Problem description: Return each line containing "this".

########

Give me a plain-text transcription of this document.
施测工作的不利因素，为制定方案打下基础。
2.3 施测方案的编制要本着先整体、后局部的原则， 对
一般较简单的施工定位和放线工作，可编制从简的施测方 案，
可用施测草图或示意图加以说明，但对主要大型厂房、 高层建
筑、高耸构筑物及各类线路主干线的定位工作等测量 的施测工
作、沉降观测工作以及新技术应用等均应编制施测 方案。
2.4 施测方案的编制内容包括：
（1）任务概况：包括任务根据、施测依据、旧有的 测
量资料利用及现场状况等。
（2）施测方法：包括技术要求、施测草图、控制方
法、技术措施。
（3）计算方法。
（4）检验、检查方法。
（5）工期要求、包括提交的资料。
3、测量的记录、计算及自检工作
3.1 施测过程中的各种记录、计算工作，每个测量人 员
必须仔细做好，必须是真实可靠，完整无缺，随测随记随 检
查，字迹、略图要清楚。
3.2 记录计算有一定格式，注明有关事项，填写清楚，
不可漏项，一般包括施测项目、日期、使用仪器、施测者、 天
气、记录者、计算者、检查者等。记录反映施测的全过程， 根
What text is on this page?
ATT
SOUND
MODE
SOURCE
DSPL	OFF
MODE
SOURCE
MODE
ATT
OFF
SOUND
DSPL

########

Final result:
Give me a plain-text transcription of this document.
What text is on this page?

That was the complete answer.